/---

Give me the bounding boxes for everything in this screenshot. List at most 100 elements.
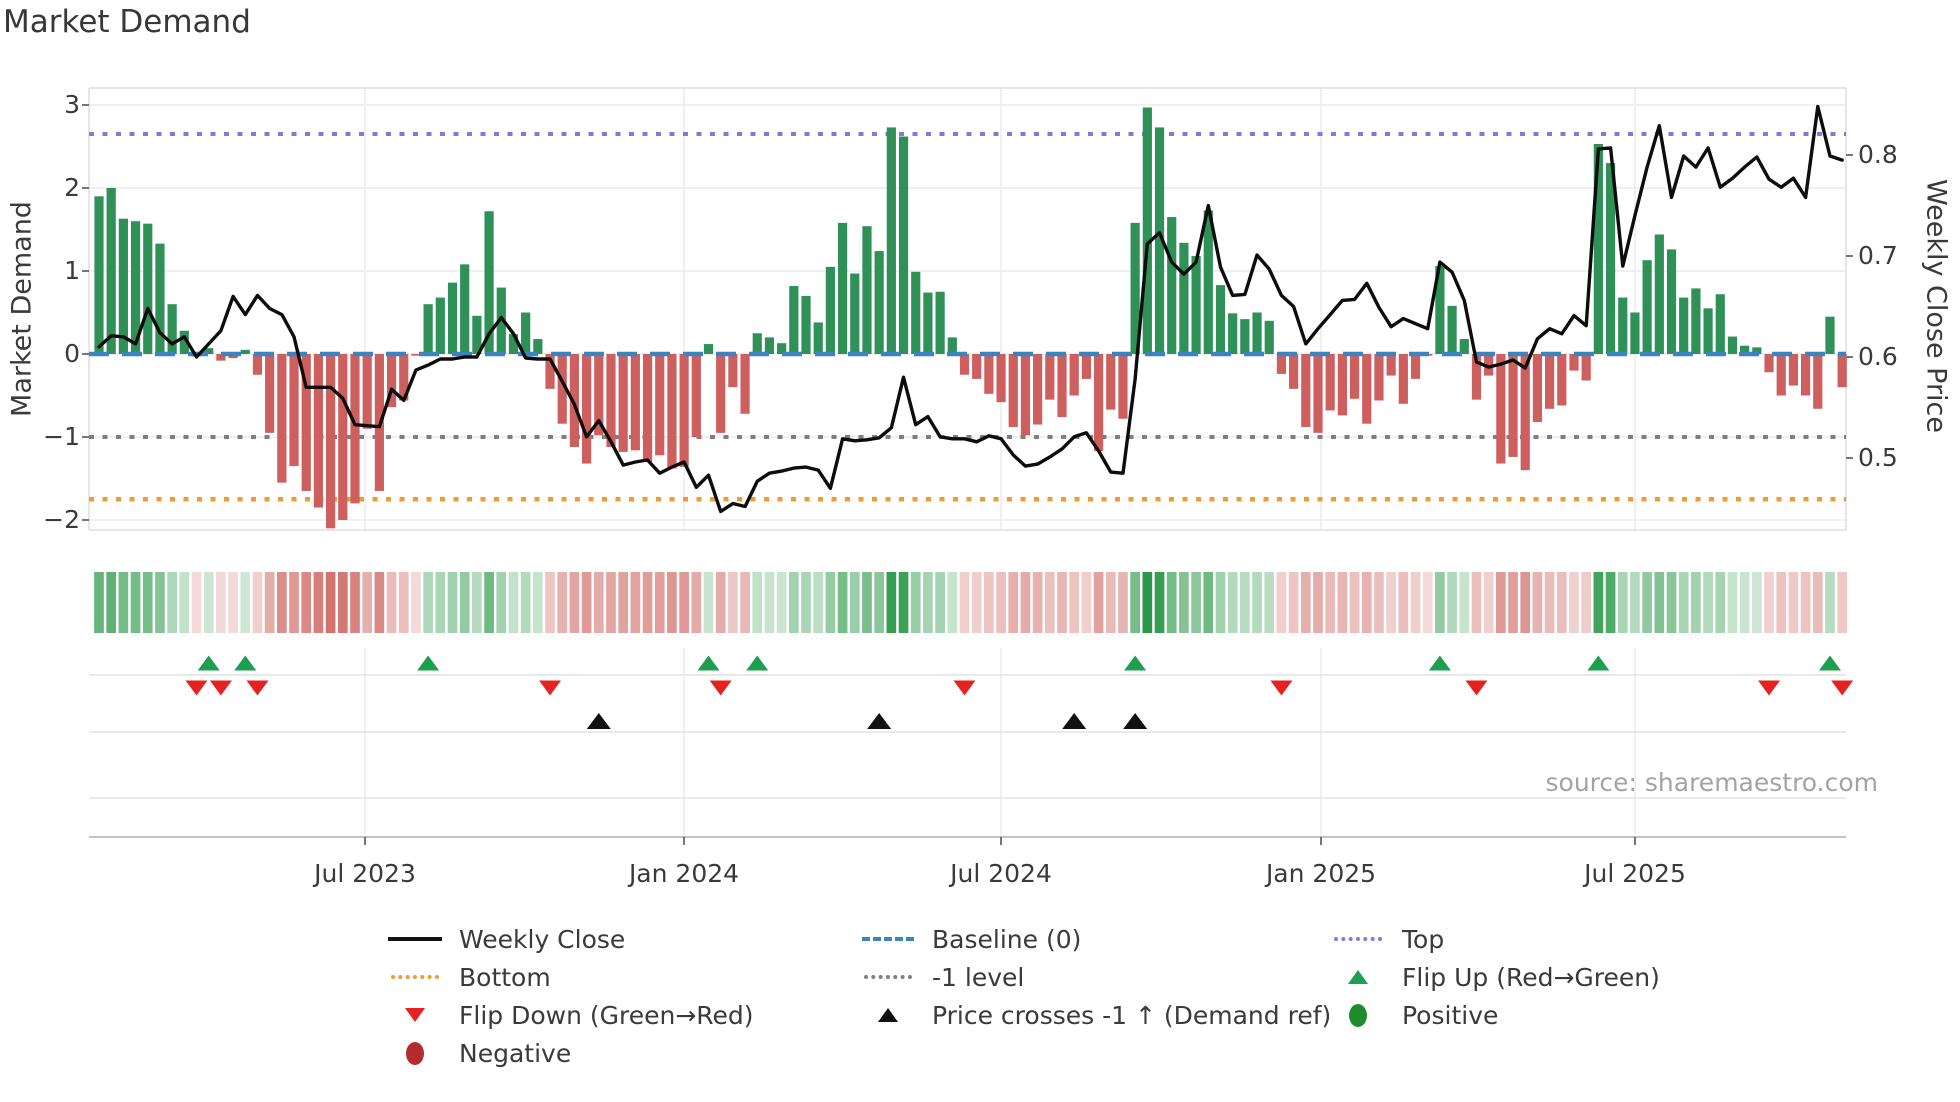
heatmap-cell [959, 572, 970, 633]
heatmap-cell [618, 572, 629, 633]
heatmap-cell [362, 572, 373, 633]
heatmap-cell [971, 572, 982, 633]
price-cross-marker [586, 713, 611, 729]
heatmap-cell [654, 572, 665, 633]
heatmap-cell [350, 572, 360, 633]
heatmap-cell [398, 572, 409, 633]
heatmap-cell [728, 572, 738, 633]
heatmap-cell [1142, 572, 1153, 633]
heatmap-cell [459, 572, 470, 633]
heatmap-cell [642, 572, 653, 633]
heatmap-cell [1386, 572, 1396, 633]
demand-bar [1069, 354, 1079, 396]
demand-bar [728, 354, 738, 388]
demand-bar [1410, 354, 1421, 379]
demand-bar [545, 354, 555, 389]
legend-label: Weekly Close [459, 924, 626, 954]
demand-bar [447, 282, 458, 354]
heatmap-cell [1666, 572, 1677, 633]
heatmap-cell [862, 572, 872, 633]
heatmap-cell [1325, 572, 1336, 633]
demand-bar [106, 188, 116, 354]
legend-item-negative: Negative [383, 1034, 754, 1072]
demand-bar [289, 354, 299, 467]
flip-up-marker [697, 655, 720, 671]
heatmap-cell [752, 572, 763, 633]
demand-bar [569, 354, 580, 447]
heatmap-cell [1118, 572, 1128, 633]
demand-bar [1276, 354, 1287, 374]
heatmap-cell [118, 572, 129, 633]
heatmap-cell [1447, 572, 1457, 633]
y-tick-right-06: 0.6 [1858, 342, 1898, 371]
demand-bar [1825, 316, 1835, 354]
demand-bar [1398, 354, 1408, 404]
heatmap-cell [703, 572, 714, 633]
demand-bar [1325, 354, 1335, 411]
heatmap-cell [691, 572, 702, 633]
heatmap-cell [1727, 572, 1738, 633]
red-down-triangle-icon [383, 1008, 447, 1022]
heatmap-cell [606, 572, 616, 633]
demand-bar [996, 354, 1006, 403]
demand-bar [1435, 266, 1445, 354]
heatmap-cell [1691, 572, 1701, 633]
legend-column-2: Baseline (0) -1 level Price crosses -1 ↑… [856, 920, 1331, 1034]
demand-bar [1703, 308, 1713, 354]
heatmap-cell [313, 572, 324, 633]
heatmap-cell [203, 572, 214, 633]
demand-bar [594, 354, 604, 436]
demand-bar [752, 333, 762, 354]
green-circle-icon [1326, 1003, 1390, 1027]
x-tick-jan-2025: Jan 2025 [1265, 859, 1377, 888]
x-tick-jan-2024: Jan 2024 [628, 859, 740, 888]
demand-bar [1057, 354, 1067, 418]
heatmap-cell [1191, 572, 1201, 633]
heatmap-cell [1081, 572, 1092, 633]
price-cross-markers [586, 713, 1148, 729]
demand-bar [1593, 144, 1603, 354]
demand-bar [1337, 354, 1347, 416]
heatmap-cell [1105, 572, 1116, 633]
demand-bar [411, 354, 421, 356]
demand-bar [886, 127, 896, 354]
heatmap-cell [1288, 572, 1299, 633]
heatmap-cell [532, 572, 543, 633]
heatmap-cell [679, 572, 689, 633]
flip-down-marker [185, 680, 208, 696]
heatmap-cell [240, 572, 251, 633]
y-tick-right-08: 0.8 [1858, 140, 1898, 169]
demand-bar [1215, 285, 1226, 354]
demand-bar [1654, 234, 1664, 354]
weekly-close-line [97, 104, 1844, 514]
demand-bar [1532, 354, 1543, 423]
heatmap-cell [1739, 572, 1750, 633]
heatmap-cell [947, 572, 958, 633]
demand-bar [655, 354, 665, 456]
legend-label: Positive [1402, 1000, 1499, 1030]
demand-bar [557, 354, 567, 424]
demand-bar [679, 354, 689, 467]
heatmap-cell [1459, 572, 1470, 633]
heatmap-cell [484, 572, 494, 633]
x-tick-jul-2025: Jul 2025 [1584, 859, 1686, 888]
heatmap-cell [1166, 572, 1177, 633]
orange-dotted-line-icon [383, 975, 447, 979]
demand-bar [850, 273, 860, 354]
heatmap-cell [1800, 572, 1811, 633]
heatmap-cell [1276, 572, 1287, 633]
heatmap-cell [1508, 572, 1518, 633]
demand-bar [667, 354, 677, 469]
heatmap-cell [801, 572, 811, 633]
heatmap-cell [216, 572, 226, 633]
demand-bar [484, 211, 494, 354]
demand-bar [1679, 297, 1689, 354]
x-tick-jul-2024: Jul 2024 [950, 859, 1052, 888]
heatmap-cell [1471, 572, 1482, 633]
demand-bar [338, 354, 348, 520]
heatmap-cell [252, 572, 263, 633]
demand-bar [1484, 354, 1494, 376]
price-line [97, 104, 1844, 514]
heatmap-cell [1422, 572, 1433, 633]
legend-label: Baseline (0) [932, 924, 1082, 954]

\---

▶ **Description of the task**
Copy the material above word for word, leaving the picture out of your copy.

▶ **Solution to this exercise**
Give me the bounding boxes for everything in this screenshot. List at most 100 elements.
heatmap-cell [959, 572, 970, 633]
heatmap-cell [618, 572, 629, 633]
heatmap-cell [362, 572, 373, 633]
heatmap-cell [971, 572, 982, 633]
price-cross-marker [586, 713, 611, 729]
heatmap-cell [654, 572, 665, 633]
heatmap-cell [350, 572, 360, 633]
heatmap-cell [398, 572, 409, 633]
heatmap-cell [728, 572, 738, 633]
heatmap-cell [1142, 572, 1153, 633]
heatmap-cell [459, 572, 470, 633]
heatmap-cell [642, 572, 653, 633]
heatmap-cell [1386, 572, 1396, 633]
demand-bar [1069, 354, 1079, 396]
demand-bar [728, 354, 738, 388]
demand-bar [1410, 354, 1421, 379]
demand-bar [545, 354, 555, 389]
legend-label: Weekly Close [459, 924, 626, 954]
demand-bar [447, 282, 458, 354]
heatmap-cell [1666, 572, 1677, 633]
heatmap-cell [862, 572, 872, 633]
heatmap-cell [1325, 572, 1336, 633]
demand-bar [106, 188, 116, 354]
legend-item-negative: Negative [383, 1034, 754, 1072]
demand-bar [289, 354, 299, 467]
flip-up-marker [697, 655, 720, 671]
heatmap-cell [752, 572, 763, 633]
demand-bar [569, 354, 580, 447]
heatmap-cell [1118, 572, 1128, 633]
demand-bar [1276, 354, 1287, 374]
heatmap-cell [118, 572, 129, 633]
heatmap-cell [1447, 572, 1457, 633]
y-tick-right-06: 0.6 [1858, 342, 1898, 371]
demand-bar [1825, 316, 1835, 354]
demand-bar [1398, 354, 1408, 404]
heatmap-cell [703, 572, 714, 633]
demand-bar [1325, 354, 1335, 411]
heatmap-cell [691, 572, 702, 633]
heatmap-cell [1727, 572, 1738, 633]
red-down-triangle-icon [383, 1008, 447, 1022]
heatmap-cell [606, 572, 616, 633]
demand-bar [996, 354, 1006, 403]
demand-bar [1435, 266, 1445, 354]
heatmap-cell [1691, 572, 1701, 633]
legend-column-2: Baseline (0) -1 level Price crosses -1 ↑… [856, 920, 1331, 1034]
demand-bar [1703, 308, 1713, 354]
heatmap-cell [313, 572, 324, 633]
heatmap-cell [203, 572, 214, 633]
demand-bar [594, 354, 604, 436]
demand-bar [752, 333, 762, 354]
green-circle-icon [1326, 1003, 1390, 1027]
x-tick-jan-2025: Jan 2025 [1265, 859, 1377, 888]
x-tick-jan-2024: Jan 2024 [628, 859, 740, 888]
demand-bar [1057, 354, 1067, 418]
heatmap-cell [1191, 572, 1201, 633]
heatmap-cell [1081, 572, 1092, 633]
price-cross-markers [586, 713, 1148, 729]
demand-bar [1593, 144, 1603, 354]
demand-bar [1337, 354, 1347, 416]
heatmap-cell [1105, 572, 1116, 633]
demand-bar [411, 354, 421, 356]
demand-bar [886, 127, 896, 354]
heatmap-cell [1288, 572, 1299, 633]
heatmap-cell [532, 572, 543, 633]
heatmap-cell [679, 572, 689, 633]
flip-down-marker [185, 680, 208, 696]
heatmap-cell [240, 572, 251, 633]
y-tick-right-08: 0.8 [1858, 140, 1898, 169]
demand-bar [1215, 285, 1226, 354]
demand-bar [1654, 234, 1664, 354]
weekly-close-line [97, 104, 1844, 514]
demand-bar [1532, 354, 1543, 423]
heatmap-cell [1739, 572, 1750, 633]
heatmap-cell [947, 572, 958, 633]
demand-bar [655, 354, 665, 456]
legend-label: Positive [1402, 1000, 1499, 1030]
demand-bar [557, 354, 567, 424]
demand-bar [679, 354, 689, 467]
heatmap-cell [1459, 572, 1470, 633]
heatmap-cell [484, 572, 494, 633]
x-tick-jul-2025: Jul 2025 [1584, 859, 1686, 888]
heatmap-cell [1166, 572, 1177, 633]
orange-dotted-line-icon [383, 975, 447, 979]
demand-bar [850, 273, 860, 354]
heatmap-cell [1800, 572, 1811, 633]
heatmap-cell [1276, 572, 1287, 633]
heatmap-cell [1508, 572, 1518, 633]
demand-bar [667, 354, 677, 469]
heatmap-cell [801, 572, 811, 633]
heatmap-cell [216, 572, 226, 633]
demand-bar [484, 211, 494, 354]
demand-bar [1679, 297, 1689, 354]
x-tick-jul-2024: Jul 2024 [950, 859, 1052, 888]
heatmap-cell [1471, 572, 1482, 633]
demand-bar [338, 354, 348, 520]
heatmap-cell [252, 572, 263, 633]
demand-bar [1484, 354, 1494, 376]
price-line [97, 104, 1844, 514]
heatmap-cell [1422, 572, 1433, 633]
legend-label: Baseline (0) [932, 924, 1082, 954]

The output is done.